▶ WORK TO COMPLETE: Copy every line that contains the string "this" from the entries below.

▶ LISTING:
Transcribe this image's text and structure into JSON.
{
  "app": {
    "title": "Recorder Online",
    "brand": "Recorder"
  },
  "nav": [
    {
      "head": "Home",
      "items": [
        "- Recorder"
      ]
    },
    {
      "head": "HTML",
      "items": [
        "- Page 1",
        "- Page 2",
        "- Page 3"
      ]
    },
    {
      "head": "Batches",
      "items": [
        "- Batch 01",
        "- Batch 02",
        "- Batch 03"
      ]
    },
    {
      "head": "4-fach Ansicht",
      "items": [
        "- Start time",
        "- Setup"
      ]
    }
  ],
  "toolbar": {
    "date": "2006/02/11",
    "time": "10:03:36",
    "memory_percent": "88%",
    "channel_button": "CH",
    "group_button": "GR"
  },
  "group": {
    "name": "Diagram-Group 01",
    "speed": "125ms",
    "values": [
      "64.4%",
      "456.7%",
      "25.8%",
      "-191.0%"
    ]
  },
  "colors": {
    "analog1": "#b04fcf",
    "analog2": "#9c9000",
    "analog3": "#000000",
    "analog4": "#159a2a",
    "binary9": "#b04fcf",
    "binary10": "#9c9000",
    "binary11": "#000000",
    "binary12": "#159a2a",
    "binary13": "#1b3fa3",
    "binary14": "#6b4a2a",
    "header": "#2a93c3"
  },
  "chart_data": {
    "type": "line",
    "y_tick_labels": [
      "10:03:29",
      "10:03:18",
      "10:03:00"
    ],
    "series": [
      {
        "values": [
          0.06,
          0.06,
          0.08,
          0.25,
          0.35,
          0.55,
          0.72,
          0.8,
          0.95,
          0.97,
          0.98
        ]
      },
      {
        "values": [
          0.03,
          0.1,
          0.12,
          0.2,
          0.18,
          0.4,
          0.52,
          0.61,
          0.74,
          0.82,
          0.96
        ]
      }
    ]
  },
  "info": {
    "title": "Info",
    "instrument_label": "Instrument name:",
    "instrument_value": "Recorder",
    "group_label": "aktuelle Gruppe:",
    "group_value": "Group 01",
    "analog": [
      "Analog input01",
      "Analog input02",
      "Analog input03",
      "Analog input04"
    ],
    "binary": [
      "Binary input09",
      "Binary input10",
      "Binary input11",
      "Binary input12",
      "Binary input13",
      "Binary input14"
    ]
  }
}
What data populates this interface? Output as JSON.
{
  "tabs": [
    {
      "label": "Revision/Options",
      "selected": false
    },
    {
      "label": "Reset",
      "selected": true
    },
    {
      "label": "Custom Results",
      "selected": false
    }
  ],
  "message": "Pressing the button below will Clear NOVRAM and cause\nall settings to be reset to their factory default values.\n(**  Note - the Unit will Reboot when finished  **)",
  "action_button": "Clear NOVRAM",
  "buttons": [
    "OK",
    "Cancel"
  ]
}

--

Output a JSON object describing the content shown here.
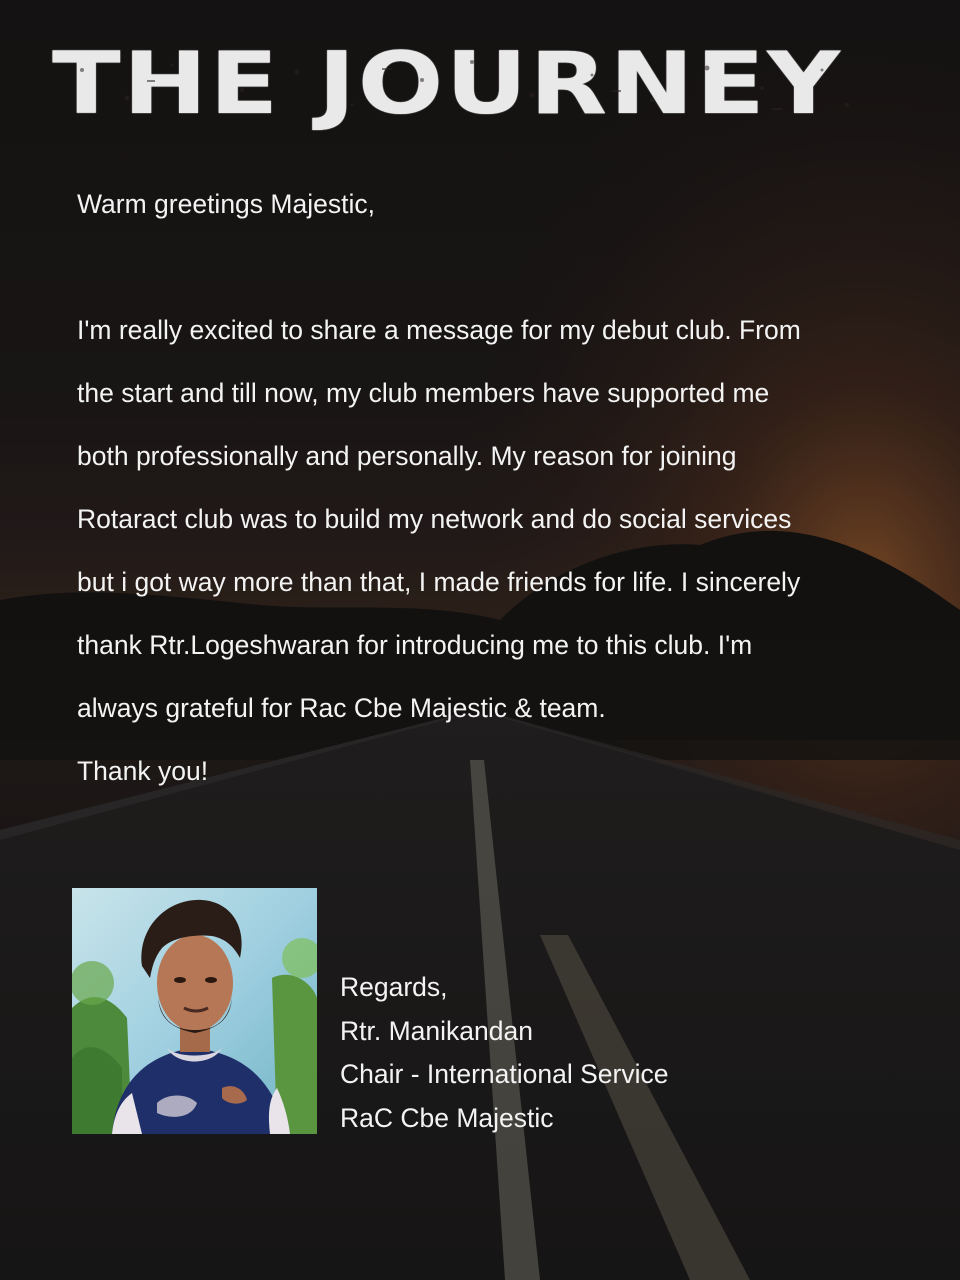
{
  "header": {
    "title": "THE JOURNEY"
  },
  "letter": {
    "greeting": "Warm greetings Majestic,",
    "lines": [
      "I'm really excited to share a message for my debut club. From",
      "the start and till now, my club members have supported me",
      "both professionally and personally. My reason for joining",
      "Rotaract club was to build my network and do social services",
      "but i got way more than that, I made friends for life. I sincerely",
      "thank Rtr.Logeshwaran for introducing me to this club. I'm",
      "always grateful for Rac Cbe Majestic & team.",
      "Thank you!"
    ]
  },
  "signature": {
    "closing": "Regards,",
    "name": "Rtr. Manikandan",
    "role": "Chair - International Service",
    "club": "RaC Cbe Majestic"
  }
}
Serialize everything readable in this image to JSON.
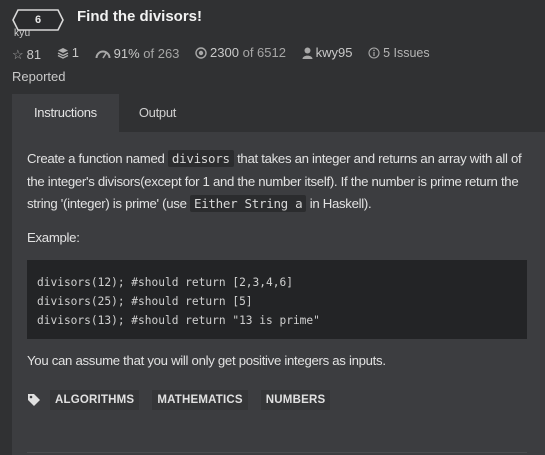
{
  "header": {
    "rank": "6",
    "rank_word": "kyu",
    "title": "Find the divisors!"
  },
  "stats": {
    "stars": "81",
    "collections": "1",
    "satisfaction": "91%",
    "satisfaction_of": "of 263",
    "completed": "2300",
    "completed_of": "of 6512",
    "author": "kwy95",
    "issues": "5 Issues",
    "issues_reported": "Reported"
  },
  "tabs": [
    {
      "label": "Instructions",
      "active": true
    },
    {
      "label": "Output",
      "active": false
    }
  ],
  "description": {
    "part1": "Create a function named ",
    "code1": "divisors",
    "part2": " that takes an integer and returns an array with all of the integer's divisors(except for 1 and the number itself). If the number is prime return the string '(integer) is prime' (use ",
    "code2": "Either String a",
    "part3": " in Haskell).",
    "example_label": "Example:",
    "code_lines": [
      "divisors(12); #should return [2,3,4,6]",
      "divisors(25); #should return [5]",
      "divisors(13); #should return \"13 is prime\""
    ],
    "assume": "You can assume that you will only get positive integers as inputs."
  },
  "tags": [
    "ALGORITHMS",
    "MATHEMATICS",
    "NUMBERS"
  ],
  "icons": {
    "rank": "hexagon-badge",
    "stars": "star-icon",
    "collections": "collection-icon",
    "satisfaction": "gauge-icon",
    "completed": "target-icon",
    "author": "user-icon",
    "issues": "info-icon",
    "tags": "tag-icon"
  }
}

==

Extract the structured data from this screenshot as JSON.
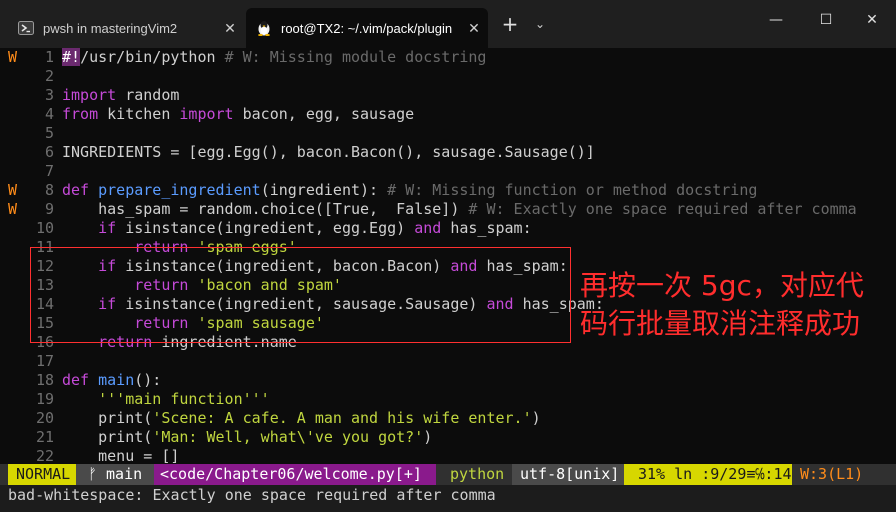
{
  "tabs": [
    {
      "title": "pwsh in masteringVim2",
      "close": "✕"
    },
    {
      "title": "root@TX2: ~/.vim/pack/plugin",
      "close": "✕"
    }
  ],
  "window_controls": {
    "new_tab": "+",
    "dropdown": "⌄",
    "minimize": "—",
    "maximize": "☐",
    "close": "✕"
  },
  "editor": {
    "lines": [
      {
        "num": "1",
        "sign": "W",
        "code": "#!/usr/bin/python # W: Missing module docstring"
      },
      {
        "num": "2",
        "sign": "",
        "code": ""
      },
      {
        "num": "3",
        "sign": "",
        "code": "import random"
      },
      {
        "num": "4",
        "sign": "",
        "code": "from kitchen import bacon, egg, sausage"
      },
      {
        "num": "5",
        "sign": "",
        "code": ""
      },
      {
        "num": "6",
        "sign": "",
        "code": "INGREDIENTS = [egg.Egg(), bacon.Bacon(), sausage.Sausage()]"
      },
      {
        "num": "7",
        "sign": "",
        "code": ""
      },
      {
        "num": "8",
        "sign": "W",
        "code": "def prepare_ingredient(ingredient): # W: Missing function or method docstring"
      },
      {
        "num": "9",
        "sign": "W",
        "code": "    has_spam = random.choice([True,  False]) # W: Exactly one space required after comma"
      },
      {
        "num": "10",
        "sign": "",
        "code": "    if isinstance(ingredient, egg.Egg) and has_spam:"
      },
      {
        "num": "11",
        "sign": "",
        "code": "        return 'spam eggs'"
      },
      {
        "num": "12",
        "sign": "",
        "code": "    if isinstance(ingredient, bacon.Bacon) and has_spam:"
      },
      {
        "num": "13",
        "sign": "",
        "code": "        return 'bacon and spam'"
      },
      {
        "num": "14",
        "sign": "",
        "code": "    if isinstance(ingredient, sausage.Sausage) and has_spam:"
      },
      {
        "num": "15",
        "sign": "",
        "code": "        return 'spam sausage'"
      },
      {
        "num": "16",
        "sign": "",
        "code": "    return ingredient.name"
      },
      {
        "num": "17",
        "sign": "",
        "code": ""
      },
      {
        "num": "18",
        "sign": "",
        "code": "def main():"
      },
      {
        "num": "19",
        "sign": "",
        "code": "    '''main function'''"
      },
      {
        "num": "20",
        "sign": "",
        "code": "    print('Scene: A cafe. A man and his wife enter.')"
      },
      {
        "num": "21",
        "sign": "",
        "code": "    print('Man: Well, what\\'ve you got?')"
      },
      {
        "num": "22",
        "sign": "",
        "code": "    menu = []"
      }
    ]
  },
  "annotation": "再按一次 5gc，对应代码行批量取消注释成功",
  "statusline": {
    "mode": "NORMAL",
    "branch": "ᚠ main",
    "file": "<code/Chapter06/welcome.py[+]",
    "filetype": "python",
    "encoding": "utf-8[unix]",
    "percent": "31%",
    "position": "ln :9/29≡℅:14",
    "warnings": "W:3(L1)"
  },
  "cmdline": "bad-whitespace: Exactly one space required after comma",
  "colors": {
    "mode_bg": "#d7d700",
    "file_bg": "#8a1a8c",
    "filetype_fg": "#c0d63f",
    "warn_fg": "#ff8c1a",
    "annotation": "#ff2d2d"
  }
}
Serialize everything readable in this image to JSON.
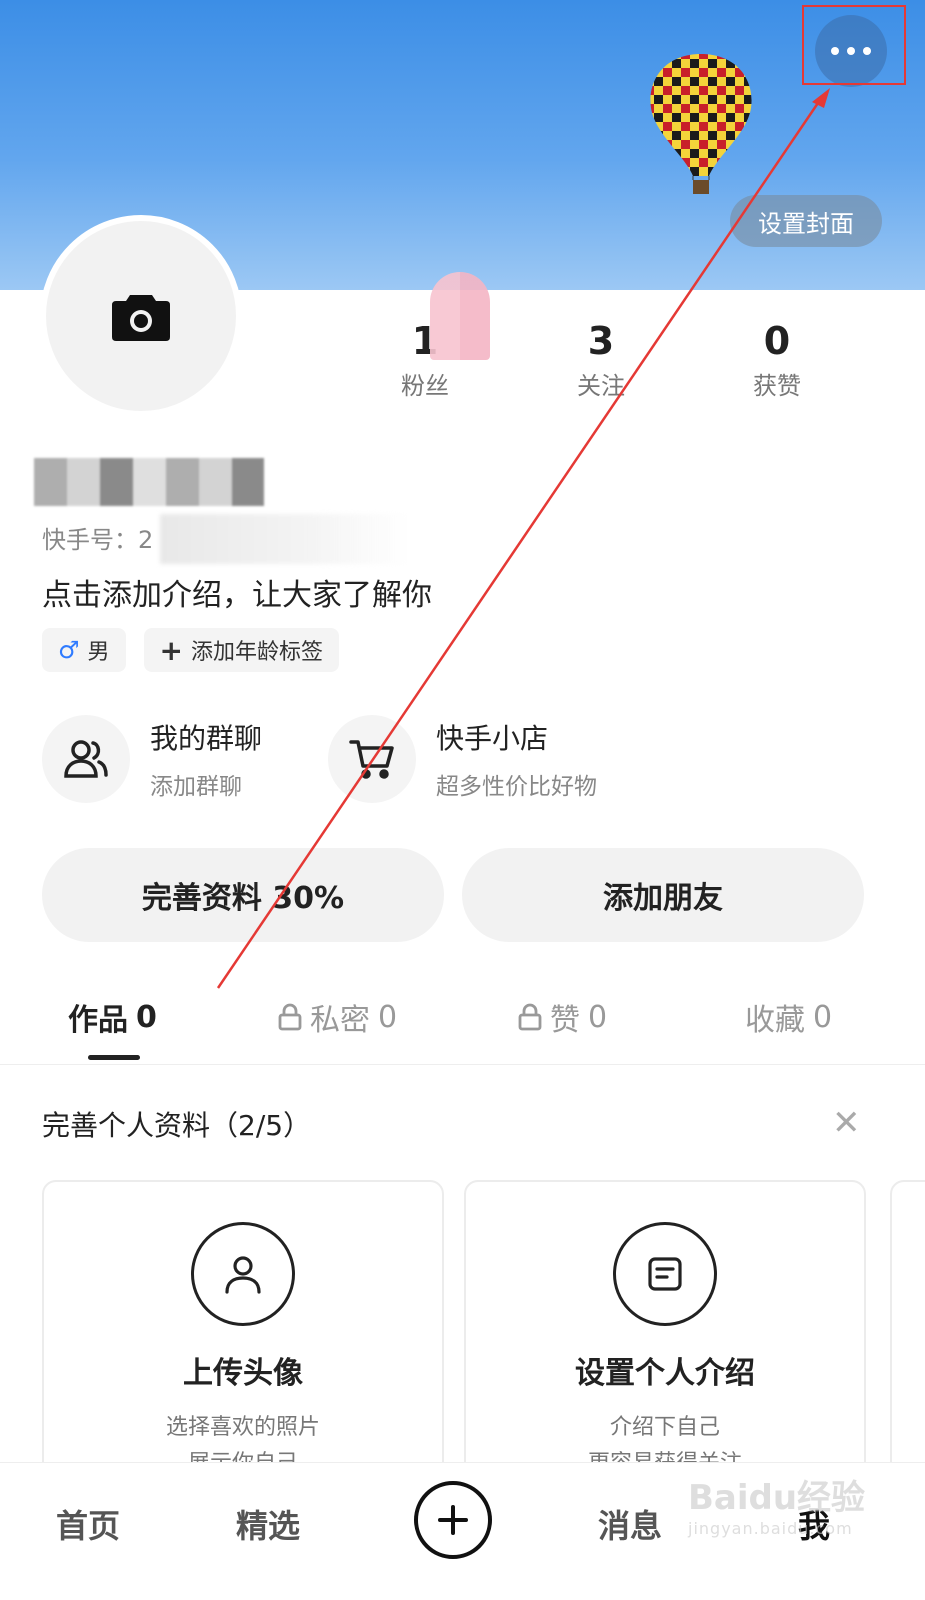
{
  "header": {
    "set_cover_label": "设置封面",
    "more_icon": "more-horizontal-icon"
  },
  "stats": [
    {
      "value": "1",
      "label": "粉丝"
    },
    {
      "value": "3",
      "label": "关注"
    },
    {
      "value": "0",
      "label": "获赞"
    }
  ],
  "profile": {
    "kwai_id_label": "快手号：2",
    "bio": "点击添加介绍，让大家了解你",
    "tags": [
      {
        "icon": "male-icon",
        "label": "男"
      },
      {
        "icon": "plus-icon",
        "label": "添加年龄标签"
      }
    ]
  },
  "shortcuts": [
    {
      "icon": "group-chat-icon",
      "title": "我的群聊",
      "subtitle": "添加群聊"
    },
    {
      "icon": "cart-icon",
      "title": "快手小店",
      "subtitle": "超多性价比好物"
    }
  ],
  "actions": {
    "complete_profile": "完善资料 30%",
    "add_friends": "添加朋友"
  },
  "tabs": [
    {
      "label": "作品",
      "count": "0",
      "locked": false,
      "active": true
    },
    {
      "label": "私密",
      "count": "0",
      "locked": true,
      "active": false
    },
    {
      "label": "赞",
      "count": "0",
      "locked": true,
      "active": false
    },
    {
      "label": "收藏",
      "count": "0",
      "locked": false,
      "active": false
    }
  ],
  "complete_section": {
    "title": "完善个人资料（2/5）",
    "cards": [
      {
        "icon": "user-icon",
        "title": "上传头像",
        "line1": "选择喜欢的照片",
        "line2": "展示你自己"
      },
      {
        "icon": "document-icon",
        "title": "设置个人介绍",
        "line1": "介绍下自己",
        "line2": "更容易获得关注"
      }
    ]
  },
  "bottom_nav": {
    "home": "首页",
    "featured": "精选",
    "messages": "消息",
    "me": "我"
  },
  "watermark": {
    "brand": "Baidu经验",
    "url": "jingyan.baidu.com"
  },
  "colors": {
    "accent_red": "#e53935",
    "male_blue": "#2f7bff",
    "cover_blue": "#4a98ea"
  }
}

▶ WORKED ANSWER:
Transcribe this image's text and structure into JSON.
What data populates this interface? Output as JSON.
      "thank Rtr.Logeshwaran for introducing me to this club. I'm",
Serialize everything readable in this image to JSON.
Extract the structured data from this screenshot as JSON.
Serialize everything readable in this image to JSON.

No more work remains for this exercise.